====== Supplied data ======
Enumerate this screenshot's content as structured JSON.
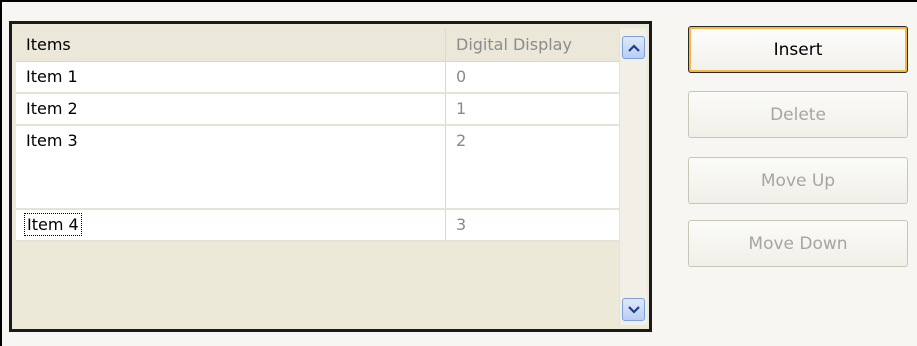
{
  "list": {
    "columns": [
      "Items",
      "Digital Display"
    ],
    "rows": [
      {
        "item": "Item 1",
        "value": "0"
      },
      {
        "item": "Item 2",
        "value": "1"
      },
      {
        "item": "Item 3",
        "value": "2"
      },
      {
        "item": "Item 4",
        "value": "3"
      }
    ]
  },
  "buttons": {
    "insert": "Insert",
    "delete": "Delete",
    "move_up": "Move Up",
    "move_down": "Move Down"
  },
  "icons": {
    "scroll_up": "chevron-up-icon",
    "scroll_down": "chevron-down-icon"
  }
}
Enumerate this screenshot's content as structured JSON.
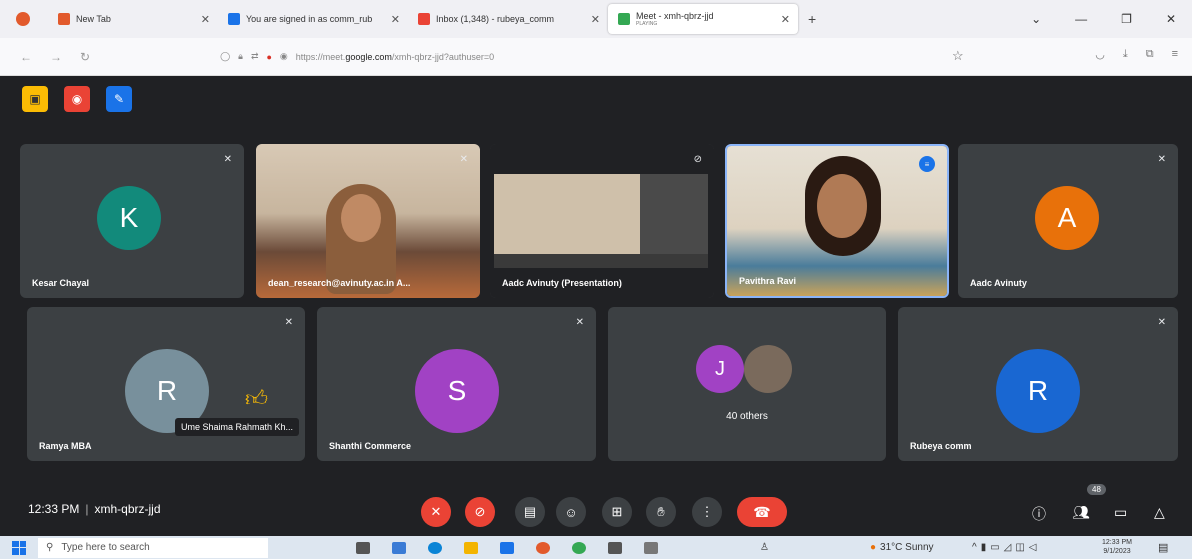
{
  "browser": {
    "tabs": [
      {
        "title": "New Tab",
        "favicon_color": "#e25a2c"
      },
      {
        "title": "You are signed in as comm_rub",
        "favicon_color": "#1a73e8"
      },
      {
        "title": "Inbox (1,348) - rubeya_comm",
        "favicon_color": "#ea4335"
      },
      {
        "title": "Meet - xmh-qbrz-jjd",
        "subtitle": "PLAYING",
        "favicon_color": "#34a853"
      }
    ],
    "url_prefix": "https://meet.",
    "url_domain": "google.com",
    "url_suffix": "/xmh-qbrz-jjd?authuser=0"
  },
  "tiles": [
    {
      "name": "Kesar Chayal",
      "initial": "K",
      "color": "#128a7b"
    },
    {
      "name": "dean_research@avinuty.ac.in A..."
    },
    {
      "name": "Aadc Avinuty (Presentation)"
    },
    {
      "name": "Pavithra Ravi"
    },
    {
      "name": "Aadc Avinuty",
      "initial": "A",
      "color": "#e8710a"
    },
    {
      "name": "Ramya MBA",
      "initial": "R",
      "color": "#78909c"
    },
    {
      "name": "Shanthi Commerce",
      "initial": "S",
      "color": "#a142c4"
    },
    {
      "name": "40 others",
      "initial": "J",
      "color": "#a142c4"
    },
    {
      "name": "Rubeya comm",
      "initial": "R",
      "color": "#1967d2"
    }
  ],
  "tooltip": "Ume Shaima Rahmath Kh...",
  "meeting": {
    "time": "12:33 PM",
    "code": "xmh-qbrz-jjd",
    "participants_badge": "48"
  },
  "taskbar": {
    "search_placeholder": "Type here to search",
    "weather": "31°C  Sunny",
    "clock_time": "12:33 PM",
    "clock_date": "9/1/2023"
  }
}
======
## Task goal
Set down all the data again exactly as above, pictures excluded.

## Completed task
Enumerate this screenshot's content as structured JSON.
{
  "list": {
    "columns": [
      "Items",
      "Digital Display"
    ],
    "rows": [
      {
        "item": "Item 1",
        "value": "0"
      },
      {
        "item": "Item 2",
        "value": "1"
      },
      {
        "item": "Item 3",
        "value": "2"
      },
      {
        "item": "Item 4",
        "value": "3"
      }
    ]
  },
  "buttons": {
    "insert": "Insert",
    "delete": "Delete",
    "move_up": "Move Up",
    "move_down": "Move Down"
  },
  "icons": {
    "scroll_up": "chevron-up-icon",
    "scroll_down": "chevron-down-icon"
  }
}
Enumerate this screenshot's content as structured JSON.
{
  "browser": {
    "tabs": [
      {
        "title": "New Tab",
        "favicon_color": "#e25a2c"
      },
      {
        "title": "You are signed in as comm_rub",
        "favicon_color": "#1a73e8"
      },
      {
        "title": "Inbox (1,348) - rubeya_comm",
        "favicon_color": "#ea4335"
      },
      {
        "title": "Meet - xmh-qbrz-jjd",
        "subtitle": "PLAYING",
        "favicon_color": "#34a853"
      }
    ],
    "url_prefix": "https://meet.",
    "url_domain": "google.com",
    "url_suffix": "/xmh-qbrz-jjd?authuser=0"
  },
  "tiles": [
    {
      "name": "Kesar Chayal",
      "initial": "K",
      "color": "#128a7b"
    },
    {
      "name": "dean_research@avinuty.ac.in A..."
    },
    {
      "name": "Aadc Avinuty (Presentation)"
    },
    {
      "name": "Pavithra Ravi"
    },
    {
      "name": "Aadc Avinuty",
      "initial": "A",
      "color": "#e8710a"
    },
    {
      "name": "Ramya MBA",
      "initial": "R",
      "color": "#78909c"
    },
    {
      "name": "Shanthi Commerce",
      "initial": "S",
      "color": "#a142c4"
    },
    {
      "name": "40 others",
      "initial": "J",
      "color": "#a142c4"
    },
    {
      "name": "Rubeya comm",
      "initial": "R",
      "color": "#1967d2"
    }
  ],
  "tooltip": "Ume Shaima Rahmath Kh...",
  "meeting": {
    "time": "12:33 PM",
    "code": "xmh-qbrz-jjd",
    "participants_badge": "48"
  },
  "taskbar": {
    "search_placeholder": "Type here to search",
    "weather": "31°C  Sunny",
    "clock_time": "12:33 PM",
    "clock_date": "9/1/2023"
  }
}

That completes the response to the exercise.